| What you will do |
Output every line below exactly.

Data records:
····················

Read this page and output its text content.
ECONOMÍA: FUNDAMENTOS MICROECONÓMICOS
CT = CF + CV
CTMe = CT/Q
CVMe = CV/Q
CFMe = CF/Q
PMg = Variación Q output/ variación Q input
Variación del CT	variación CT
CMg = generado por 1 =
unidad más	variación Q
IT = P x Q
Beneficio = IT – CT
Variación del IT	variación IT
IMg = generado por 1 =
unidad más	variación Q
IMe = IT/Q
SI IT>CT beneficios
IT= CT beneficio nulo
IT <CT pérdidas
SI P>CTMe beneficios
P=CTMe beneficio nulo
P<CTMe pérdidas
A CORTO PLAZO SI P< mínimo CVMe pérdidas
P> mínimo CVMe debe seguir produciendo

····················

| Task answer |
Read this page and output its text content.
ECONOMÍA: FUNDAMENTOS MICROECONÓMICOS
CT = CF + CV
CTMe = CT/Q
CVMe = CV/Q
CFMe = CF/Q
PMg = Variación Q output/ variación Q input
Variación del CT	variación CT
CMg = generado por 1 =
unidad más	variación Q
IT = P x Q
Beneficio = IT – CT
Variación del IT	variación IT
IMg = generado por 1 =
unidad más	variación Q
IMe = IT/Q
SI IT>CT beneficios
IT= CT beneficio nulo
IT <CT pérdidas
SI P>CTMe beneficios
P=CTMe beneficio nulo
P<CTMe pérdidas
A CORTO PLAZO SI P< mínimo CVMe pérdidas
P> mínimo CVMe debe seguir produciendo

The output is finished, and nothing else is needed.